- _Job_: Copy the material below unchanged, from its first line through the line that contains "x-tick-date-label: 12.06.21 (470, 486, 510, 496)".

- _Records for the exercise_:
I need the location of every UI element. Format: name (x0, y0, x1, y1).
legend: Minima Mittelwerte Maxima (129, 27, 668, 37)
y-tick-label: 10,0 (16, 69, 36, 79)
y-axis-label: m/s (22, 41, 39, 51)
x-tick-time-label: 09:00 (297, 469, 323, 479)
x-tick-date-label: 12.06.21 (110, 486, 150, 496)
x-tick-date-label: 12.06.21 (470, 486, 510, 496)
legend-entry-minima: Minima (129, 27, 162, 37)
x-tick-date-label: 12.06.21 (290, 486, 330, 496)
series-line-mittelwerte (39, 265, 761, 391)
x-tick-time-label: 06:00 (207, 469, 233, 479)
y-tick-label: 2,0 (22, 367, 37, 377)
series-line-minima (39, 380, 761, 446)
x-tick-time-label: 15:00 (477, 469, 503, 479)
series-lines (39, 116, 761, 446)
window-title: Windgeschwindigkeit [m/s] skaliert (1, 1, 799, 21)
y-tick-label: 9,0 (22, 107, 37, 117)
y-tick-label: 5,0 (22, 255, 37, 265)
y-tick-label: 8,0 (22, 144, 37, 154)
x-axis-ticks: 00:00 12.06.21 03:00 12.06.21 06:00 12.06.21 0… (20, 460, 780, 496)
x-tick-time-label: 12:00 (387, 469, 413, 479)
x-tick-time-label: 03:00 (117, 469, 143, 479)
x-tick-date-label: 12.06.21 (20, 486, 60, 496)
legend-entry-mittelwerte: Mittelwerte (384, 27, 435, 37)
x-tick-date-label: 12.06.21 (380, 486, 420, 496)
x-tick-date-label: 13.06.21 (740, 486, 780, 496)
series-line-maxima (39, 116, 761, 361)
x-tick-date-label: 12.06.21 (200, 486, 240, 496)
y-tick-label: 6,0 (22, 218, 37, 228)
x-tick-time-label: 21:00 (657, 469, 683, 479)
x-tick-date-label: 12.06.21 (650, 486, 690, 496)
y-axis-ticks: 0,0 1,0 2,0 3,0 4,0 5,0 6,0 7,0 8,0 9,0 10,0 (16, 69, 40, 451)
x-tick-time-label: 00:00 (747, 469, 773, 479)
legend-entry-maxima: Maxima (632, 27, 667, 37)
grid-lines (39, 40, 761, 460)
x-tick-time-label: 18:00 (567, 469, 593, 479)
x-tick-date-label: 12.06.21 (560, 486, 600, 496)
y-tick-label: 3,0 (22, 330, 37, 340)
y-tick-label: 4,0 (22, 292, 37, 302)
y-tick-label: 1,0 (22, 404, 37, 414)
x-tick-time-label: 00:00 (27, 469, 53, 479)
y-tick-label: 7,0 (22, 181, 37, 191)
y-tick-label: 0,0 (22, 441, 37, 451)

- _Result of this task_:
I need the location of every UI element. Format: name (x0, y0, x1, y1).
legend: Minima Mittelwerte Maxima (129, 27, 668, 37)
y-tick-label: 10,0 (16, 69, 36, 79)
y-axis-label: m/s (22, 41, 39, 51)
x-tick-time-label: 09:00 (297, 469, 323, 479)
x-tick-date-label: 12.06.21 (110, 486, 150, 496)
x-tick-date-label: 12.06.21 (470, 486, 510, 496)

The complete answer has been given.